## [Directive]
Please write out the material below exactly as given.

______

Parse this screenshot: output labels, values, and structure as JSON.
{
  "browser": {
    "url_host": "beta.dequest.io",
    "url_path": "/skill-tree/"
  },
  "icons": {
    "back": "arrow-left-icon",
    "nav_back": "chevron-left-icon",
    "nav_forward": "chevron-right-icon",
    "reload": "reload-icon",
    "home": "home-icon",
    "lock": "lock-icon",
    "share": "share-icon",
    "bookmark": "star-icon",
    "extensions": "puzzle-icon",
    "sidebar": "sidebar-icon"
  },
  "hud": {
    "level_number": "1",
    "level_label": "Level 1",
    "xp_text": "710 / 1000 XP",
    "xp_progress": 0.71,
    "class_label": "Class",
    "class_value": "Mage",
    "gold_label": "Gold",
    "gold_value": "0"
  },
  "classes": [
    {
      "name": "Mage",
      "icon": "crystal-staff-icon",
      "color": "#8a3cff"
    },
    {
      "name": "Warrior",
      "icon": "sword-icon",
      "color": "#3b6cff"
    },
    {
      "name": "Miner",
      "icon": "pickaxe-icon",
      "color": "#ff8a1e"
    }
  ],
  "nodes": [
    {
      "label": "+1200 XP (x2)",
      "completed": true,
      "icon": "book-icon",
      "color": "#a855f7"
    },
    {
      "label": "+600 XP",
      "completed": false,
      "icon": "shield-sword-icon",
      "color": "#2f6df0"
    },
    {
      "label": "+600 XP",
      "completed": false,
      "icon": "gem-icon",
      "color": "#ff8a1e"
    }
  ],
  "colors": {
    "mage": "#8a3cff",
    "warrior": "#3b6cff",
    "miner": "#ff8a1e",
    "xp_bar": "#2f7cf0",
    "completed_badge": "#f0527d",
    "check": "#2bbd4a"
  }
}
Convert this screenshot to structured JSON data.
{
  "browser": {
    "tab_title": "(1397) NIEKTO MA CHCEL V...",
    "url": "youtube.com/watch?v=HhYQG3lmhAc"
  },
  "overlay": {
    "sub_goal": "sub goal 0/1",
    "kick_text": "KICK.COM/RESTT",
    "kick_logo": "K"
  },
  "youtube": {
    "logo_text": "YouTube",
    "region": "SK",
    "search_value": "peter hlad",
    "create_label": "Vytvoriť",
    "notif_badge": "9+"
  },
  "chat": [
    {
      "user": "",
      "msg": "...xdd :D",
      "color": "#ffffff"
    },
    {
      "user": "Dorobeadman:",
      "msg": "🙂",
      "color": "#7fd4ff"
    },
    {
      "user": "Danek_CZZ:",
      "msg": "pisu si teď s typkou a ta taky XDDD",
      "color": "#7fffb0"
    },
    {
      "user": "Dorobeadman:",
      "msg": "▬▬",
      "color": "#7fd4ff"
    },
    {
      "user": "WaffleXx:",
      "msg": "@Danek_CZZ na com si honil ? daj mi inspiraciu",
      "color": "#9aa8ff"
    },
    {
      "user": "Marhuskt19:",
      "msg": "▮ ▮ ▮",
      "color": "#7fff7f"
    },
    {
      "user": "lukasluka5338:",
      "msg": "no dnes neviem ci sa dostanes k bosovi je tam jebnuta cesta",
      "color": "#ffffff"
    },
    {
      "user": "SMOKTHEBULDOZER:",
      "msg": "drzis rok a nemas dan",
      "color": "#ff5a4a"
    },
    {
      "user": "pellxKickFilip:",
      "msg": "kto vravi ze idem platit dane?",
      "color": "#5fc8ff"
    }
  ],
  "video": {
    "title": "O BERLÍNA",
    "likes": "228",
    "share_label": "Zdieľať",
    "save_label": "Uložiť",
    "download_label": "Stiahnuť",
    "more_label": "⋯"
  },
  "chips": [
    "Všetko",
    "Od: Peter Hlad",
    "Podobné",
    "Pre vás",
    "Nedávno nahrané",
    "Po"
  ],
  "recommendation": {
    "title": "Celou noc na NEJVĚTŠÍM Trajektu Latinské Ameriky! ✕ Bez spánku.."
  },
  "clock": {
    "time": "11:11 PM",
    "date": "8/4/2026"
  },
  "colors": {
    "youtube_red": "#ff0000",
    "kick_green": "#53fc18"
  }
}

______

## [The solution]
Parse this screenshot: output labels, values, and structure as JSON.
{
  "browser": {
    "url_host": "beta.dequest.io",
    "url_path": "/skill-tree/"
  },
  "icons": {
    "back": "arrow-left-icon",
    "nav_back": "chevron-left-icon",
    "nav_forward": "chevron-right-icon",
    "reload": "reload-icon",
    "home": "home-icon",
    "lock": "lock-icon",
    "share": "share-icon",
    "bookmark": "star-icon",
    "extensions": "puzzle-icon",
    "sidebar": "sidebar-icon"
  },
  "hud": {
    "level_number": "1",
    "level_label": "Level 1",
    "xp_text": "710 / 1000 XP",
    "xp_progress": 0.71,
    "class_label": "Class",
    "class_value": "Mage",
    "gold_label": "Gold",
    "gold_value": "0"
  },
  "classes": [
    {
      "name": "Mage",
      "icon": "crystal-staff-icon",
      "color": "#8a3cff"
    },
    {
      "name": "Warrior",
      "icon": "sword-icon",
      "color": "#3b6cff"
    },
    {
      "name": "Miner",
      "icon": "pickaxe-icon",
      "color": "#ff8a1e"
    }
  ],
  "nodes": [
    {
      "label": "+1200 XP (x2)",
      "completed": true,
      "icon": "book-icon",
      "color": "#a855f7"
    },
    {
      "label": "+600 XP",
      "completed": false,
      "icon": "shield-sword-icon",
      "color": "#2f6df0"
    },
    {
      "label": "+600 XP",
      "completed": false,
      "icon": "gem-icon",
      "color": "#ff8a1e"
    }
  ],
  "colors": {
    "mage": "#8a3cff",
    "warrior": "#3b6cff",
    "miner": "#ff8a1e",
    "xp_bar": "#2f7cf0",
    "completed_badge": "#f0527d",
    "check": "#2bbd4a"
  }
}
Convert this screenshot to structured JSON data.
{
  "browser": {
    "tab_title": "(1397) NIEKTO MA CHCEL V...",
    "url": "youtube.com/watch?v=HhYQG3lmhAc"
  },
  "overlay": {
    "sub_goal": "sub goal 0/1",
    "kick_text": "KICK.COM/RESTT",
    "kick_logo": "K"
  },
  "youtube": {
    "logo_text": "YouTube",
    "region": "SK",
    "search_value": "peter hlad",
    "create_label": "Vytvoriť",
    "notif_badge": "9+"
  },
  "chat": [
    {
      "user": "",
      "msg": "...xdd :D",
      "color": "#ffffff"
    },
    {
      "user": "Dorobeadman:",
      "msg": "🙂",
      "color": "#7fd4ff"
    },
    {
      "user": "Danek_CZZ:",
      "msg": "pisu si teď s typkou a ta taky XDDD",
      "color": "#7fffb0"
    },
    {
      "user": "Dorobeadman:",
      "msg": "▬▬",
      "color": "#7fd4ff"
    },
    {
      "user": "WaffleXx:",
      "msg": "@Danek_CZZ na com si honil ? daj mi inspiraciu",
      "color": "#9aa8ff"
    },
    {
      "user": "Marhuskt19:",
      "msg": "▮ ▮ ▮",
      "color": "#7fff7f"
    },
    {
      "user": "lukasluka5338:",
      "msg": "no dnes neviem ci sa dostanes k bosovi je tam jebnuta cesta",
      "color": "#ffffff"
    },
    {
      "user": "SMOKTHEBULDOZER:",
      "msg": "drzis rok a nemas dan",
      "color": "#ff5a4a"
    },
    {
      "user": "pellxKickFilip:",
      "msg": "kto vravi ze idem platit dane?",
      "color": "#5fc8ff"
    }
  ],
  "video": {
    "title": "O BERLÍNA",
    "likes": "228",
    "share_label": "Zdieľať",
    "save_label": "Uložiť",
    "download_label": "Stiahnuť",
    "more_label": "⋯"
  },
  "chips": [
    "Všetko",
    "Od: Peter Hlad",
    "Podobné",
    "Pre vás",
    "Nedávno nahrané",
    "Po"
  ],
  "recommendation": {
    "title": "Celou noc na NEJVĚTŠÍM Trajektu Latinské Ameriky! ✕ Bez spánku.."
  },
  "clock": {
    "time": "11:11 PM",
    "date": "8/4/2026"
  },
  "colors": {
    "youtube_red": "#ff0000",
    "kick_green": "#53fc18"
  }
}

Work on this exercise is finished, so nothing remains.